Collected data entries
----------------------------------------

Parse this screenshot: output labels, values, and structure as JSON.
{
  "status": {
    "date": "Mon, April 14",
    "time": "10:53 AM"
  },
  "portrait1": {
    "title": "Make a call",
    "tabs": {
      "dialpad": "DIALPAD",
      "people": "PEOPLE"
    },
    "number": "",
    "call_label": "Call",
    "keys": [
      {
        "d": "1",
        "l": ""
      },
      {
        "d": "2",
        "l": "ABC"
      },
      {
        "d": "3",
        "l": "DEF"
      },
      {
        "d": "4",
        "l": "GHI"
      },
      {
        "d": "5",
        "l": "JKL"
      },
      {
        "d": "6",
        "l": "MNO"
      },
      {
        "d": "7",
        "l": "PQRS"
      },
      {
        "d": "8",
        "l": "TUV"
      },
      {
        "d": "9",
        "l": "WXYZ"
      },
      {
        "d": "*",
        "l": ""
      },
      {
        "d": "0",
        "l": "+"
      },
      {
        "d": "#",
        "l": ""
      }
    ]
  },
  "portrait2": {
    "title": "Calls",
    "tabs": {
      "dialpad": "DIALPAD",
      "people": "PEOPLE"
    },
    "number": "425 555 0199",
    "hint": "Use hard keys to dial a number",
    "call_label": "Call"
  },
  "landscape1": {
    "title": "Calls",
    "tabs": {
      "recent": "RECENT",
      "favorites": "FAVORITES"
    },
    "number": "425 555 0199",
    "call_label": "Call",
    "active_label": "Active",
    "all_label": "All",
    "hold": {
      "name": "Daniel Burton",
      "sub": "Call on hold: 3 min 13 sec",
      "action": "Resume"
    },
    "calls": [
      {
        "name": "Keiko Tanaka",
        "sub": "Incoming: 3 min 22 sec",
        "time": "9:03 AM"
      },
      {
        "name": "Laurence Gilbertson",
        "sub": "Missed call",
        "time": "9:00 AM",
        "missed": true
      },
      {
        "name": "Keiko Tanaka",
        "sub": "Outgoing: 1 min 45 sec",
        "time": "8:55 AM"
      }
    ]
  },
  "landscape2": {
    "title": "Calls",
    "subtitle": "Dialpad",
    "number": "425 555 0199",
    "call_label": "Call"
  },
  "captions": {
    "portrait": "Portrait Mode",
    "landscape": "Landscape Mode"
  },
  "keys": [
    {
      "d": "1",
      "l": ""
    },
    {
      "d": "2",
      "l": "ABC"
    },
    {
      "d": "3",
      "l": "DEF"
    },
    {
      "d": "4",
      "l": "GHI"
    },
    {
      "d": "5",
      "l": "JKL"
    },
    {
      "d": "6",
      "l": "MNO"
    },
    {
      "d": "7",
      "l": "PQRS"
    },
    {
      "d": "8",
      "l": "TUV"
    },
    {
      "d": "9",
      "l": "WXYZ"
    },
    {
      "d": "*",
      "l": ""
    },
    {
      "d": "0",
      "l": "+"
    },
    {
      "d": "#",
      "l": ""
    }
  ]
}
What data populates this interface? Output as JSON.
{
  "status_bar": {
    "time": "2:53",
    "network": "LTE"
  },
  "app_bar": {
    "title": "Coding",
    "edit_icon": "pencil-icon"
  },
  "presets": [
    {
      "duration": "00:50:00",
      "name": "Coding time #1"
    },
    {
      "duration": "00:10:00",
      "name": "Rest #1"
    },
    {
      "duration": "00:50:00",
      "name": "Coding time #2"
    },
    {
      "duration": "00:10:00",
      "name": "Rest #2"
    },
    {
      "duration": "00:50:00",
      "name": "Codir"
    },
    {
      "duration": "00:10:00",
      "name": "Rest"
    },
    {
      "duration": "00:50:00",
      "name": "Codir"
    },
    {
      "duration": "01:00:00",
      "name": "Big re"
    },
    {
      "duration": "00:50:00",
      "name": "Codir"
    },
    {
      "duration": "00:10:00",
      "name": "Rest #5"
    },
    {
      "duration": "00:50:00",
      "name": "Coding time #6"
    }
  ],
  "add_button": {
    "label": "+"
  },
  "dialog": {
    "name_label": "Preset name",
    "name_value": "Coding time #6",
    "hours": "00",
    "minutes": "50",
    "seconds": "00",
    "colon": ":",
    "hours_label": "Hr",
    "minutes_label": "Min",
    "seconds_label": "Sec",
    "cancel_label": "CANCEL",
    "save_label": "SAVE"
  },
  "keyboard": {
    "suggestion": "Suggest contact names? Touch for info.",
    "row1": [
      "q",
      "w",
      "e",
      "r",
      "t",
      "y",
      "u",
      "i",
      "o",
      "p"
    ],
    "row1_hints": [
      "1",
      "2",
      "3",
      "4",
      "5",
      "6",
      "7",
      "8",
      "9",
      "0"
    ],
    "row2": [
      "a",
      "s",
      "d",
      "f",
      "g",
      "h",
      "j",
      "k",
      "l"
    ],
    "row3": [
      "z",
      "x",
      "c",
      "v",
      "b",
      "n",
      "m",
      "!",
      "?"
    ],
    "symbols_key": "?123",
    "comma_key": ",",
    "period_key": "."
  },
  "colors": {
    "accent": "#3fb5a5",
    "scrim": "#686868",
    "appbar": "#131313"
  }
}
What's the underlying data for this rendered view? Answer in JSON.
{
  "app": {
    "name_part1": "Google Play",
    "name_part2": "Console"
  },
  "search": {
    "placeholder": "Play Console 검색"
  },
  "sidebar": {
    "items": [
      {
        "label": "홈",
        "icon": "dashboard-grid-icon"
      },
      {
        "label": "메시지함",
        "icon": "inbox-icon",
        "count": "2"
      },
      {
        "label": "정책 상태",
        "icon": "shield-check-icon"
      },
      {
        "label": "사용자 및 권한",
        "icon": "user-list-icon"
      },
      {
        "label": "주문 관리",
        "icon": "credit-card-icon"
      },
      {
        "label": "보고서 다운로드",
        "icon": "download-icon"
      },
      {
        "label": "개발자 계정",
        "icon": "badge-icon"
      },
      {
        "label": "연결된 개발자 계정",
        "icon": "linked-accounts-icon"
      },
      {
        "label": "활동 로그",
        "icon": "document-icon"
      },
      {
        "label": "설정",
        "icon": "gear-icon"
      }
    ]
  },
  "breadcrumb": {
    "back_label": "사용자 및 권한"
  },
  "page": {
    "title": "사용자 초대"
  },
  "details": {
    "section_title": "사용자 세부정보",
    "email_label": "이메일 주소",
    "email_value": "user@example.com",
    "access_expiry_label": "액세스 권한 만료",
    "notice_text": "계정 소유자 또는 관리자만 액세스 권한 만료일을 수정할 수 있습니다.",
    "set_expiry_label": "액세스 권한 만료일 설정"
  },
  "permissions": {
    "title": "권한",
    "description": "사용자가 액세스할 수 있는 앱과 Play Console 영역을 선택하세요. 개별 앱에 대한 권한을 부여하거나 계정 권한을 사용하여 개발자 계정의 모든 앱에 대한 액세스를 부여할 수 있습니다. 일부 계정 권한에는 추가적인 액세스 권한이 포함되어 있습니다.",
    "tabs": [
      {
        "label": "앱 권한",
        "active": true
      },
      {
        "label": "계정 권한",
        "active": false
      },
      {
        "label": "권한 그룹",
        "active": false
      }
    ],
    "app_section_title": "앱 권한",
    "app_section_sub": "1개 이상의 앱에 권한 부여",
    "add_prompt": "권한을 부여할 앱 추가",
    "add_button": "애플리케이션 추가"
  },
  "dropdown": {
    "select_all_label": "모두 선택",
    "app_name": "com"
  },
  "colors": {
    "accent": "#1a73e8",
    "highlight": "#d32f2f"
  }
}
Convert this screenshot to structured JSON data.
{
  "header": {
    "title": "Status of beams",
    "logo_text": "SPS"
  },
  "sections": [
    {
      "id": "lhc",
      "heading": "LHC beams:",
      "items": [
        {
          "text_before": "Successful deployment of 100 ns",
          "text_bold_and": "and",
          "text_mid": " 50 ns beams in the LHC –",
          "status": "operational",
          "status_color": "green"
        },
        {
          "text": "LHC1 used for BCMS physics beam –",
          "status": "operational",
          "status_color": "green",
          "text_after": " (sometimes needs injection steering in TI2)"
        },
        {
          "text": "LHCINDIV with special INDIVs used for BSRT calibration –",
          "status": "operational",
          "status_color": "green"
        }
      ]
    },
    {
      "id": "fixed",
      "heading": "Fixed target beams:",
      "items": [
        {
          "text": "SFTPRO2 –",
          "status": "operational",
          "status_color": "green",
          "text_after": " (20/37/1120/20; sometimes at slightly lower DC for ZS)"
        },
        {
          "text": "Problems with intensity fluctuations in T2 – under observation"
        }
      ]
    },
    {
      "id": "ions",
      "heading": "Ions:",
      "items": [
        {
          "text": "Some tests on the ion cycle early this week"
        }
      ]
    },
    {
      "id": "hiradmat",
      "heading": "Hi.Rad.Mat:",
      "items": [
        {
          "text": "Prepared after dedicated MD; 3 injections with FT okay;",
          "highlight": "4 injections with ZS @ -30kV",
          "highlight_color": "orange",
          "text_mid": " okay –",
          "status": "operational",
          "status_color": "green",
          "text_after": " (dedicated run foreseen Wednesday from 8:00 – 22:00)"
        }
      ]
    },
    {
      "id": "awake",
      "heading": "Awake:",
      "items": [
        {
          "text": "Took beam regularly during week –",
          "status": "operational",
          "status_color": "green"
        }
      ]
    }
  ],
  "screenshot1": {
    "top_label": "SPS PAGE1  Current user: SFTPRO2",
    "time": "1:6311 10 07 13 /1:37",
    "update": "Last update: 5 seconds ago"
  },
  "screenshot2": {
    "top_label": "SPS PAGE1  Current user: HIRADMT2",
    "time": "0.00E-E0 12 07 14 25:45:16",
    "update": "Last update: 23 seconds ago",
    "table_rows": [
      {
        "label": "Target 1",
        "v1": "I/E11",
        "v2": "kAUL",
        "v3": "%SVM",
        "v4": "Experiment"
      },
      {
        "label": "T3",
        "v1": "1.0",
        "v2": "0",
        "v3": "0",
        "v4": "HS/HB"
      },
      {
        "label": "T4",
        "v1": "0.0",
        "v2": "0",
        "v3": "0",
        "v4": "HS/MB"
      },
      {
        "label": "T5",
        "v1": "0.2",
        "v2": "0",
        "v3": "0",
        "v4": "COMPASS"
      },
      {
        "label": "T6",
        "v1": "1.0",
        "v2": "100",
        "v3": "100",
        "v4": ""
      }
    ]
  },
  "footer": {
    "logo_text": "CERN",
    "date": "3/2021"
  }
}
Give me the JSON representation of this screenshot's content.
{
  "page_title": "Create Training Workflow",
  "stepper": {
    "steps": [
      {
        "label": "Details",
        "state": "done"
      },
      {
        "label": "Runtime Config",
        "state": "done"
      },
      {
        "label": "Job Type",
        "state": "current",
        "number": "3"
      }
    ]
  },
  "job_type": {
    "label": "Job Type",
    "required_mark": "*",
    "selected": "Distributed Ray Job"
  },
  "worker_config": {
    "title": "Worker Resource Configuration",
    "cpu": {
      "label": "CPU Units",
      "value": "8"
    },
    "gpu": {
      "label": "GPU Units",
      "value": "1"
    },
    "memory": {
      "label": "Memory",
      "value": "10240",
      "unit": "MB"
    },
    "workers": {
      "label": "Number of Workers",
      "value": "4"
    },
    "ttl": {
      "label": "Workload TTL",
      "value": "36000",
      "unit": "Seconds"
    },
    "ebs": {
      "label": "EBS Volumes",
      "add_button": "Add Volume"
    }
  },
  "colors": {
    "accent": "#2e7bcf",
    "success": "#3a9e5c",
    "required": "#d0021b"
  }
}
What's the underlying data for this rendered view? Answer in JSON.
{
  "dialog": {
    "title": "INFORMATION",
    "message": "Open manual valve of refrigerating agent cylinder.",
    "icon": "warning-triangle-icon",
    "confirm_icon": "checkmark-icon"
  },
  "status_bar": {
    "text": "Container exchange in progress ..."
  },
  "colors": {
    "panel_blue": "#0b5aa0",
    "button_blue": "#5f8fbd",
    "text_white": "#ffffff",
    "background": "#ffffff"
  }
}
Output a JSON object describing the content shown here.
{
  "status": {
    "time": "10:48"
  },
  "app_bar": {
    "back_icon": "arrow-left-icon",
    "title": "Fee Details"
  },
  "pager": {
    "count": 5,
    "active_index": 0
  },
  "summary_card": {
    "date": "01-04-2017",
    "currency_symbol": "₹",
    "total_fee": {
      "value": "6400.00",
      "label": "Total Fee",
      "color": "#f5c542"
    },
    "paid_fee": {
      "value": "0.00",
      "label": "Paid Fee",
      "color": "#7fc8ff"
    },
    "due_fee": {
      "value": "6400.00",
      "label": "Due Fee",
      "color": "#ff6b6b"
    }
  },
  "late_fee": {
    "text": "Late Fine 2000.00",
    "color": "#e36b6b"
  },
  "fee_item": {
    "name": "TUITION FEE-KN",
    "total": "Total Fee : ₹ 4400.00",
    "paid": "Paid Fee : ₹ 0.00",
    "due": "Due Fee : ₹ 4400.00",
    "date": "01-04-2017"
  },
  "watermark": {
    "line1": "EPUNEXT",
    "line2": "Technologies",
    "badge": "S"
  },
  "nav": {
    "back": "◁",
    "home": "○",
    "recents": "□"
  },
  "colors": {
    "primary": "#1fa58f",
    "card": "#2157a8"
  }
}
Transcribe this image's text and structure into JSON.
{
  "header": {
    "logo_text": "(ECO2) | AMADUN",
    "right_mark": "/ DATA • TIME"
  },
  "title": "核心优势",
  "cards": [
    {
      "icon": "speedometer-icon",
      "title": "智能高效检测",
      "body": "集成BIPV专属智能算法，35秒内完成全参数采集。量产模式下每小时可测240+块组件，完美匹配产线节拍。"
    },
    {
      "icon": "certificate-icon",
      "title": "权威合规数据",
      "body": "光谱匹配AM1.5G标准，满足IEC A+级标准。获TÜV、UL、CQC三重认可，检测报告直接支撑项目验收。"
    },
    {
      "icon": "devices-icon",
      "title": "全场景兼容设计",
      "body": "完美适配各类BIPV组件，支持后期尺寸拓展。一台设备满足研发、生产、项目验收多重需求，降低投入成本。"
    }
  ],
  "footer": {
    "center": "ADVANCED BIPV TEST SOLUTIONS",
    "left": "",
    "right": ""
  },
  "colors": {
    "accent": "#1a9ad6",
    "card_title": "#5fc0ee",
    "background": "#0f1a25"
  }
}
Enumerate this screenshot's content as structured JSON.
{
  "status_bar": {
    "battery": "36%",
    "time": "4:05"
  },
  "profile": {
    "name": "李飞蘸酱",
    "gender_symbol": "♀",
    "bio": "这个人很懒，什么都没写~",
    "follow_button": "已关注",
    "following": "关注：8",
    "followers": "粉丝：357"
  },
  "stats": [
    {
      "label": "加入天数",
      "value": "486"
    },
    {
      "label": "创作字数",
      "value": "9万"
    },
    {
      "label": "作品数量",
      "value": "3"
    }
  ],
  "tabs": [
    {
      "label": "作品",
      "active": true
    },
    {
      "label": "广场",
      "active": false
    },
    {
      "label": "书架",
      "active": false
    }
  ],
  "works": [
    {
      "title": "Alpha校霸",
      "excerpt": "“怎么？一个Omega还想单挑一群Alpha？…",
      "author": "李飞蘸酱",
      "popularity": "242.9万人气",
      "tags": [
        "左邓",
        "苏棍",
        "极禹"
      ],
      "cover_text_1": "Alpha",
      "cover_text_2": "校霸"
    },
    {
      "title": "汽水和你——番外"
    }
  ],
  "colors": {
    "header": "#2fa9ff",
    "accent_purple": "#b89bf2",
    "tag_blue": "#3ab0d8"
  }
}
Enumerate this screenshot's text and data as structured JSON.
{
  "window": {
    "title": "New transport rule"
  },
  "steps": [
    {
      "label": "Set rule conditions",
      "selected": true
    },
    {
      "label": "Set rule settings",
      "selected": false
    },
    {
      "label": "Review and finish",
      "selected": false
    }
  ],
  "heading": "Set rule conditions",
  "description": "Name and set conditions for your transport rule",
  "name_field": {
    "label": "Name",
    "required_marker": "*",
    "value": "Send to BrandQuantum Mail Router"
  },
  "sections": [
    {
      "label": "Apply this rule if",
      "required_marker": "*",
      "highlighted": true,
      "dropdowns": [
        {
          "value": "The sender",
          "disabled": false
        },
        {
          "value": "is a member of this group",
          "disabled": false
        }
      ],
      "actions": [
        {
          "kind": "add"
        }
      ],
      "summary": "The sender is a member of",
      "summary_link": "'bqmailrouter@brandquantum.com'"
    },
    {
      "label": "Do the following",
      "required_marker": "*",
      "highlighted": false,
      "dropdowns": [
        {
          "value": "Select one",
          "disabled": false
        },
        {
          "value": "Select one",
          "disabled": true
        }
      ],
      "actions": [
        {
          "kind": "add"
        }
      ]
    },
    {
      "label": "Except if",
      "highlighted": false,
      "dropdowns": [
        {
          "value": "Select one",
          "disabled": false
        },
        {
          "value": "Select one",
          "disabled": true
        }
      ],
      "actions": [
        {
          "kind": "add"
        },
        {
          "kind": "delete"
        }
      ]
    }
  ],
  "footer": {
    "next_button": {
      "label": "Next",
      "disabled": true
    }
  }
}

----------------------------------------

» **What is required**
Go through the material line by line. Show each line that contains the string "heading".

» **Result of this task**
      "heading": "LHC beams:",
      "heading": "Fixed target beams:",
      "heading": "Ions:",
      "heading": "Hi.Rad.Mat:",
      "heading": "Awake:",
  "heading": "Set rule conditions",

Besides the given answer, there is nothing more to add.